**Directions**
Pull out every line below that contains the word "Перетащите".

--------------------

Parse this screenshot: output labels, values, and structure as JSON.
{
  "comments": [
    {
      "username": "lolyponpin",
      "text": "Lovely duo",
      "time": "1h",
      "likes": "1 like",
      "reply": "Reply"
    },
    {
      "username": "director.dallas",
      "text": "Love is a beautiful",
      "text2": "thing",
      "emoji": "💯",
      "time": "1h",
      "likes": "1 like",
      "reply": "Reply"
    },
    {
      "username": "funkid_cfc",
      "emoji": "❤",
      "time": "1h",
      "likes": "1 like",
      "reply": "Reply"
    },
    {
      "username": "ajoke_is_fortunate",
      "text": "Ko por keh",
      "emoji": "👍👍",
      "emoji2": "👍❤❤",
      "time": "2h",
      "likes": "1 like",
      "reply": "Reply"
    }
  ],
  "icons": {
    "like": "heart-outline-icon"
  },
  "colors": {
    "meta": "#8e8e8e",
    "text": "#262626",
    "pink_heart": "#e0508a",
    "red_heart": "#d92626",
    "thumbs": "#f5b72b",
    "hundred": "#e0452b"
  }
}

--------------------

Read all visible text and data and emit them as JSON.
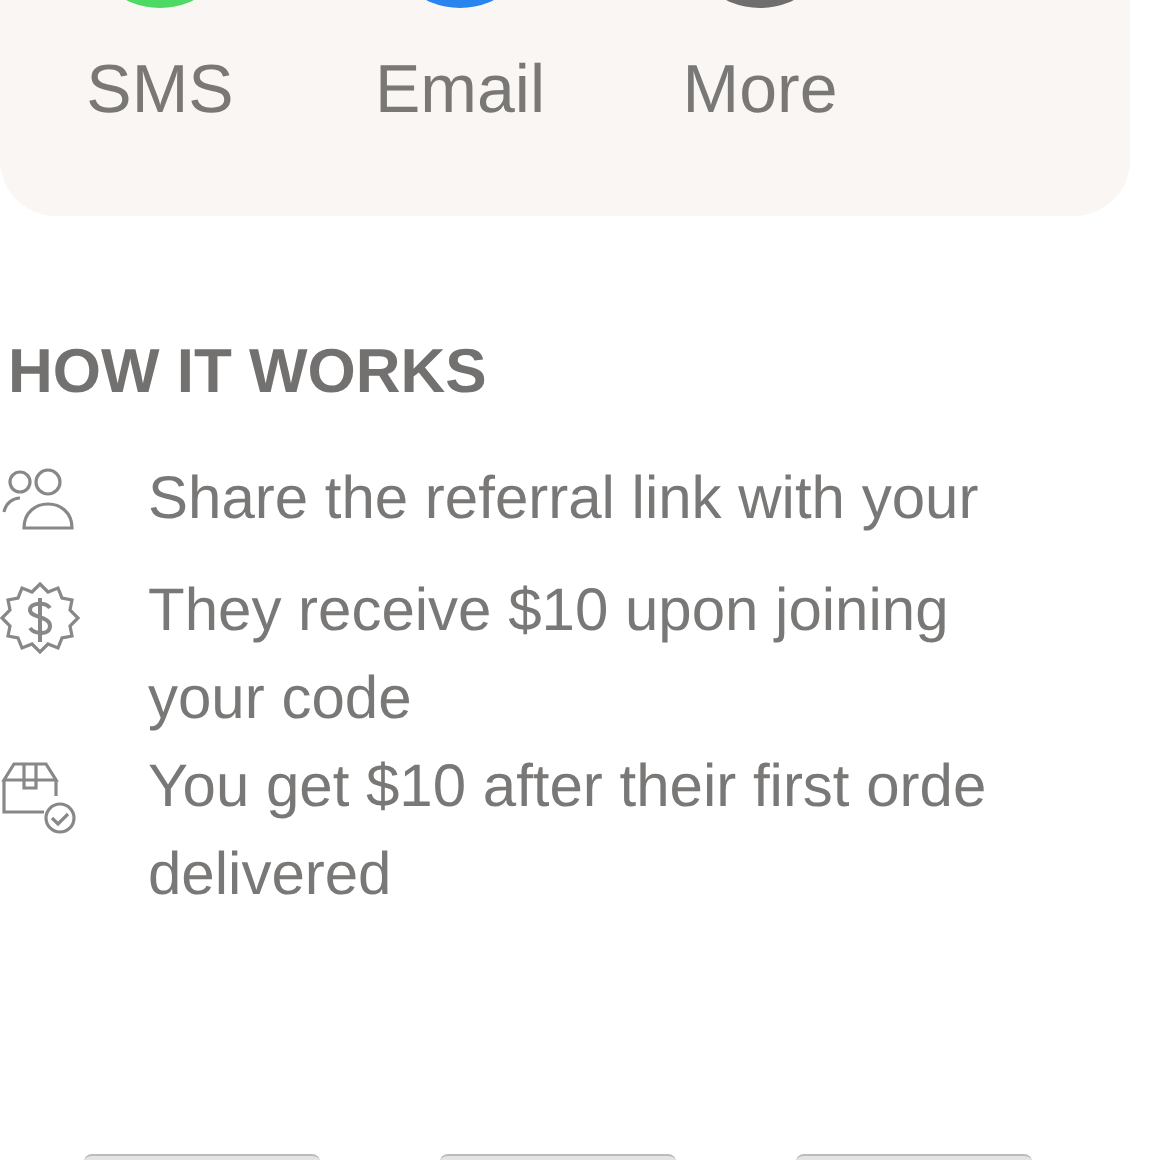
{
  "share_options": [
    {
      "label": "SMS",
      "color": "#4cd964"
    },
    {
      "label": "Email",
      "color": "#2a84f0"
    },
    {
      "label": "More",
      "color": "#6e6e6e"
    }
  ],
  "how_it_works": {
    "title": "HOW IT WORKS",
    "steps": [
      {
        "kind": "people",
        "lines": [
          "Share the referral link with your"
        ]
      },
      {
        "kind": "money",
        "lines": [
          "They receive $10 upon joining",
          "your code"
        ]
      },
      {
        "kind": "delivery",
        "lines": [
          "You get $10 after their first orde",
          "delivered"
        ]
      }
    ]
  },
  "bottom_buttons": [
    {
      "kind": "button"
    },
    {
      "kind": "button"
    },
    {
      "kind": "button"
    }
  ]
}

--------------------

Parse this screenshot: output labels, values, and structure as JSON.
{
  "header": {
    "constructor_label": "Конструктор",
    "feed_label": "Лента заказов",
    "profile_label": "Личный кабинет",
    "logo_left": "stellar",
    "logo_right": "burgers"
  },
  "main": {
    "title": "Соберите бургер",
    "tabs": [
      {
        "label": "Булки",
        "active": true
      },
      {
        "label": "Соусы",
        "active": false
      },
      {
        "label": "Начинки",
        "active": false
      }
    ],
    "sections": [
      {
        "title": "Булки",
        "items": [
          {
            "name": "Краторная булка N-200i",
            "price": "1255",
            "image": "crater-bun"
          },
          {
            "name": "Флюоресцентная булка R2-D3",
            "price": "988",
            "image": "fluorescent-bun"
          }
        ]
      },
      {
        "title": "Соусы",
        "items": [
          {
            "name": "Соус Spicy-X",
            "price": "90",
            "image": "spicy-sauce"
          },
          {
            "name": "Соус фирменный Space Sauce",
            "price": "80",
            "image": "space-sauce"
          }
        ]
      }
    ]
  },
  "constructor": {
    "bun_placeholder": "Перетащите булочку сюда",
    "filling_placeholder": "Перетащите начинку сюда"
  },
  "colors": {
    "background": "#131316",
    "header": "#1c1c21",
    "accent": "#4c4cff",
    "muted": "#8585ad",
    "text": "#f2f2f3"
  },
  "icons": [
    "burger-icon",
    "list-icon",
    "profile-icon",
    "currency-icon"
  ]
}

--------------------

**Reply to the exercise**
    "bun_placeholder": "Перетащите булочку сюда",
    "filling_placeholder": "Перетащите начинку сюда"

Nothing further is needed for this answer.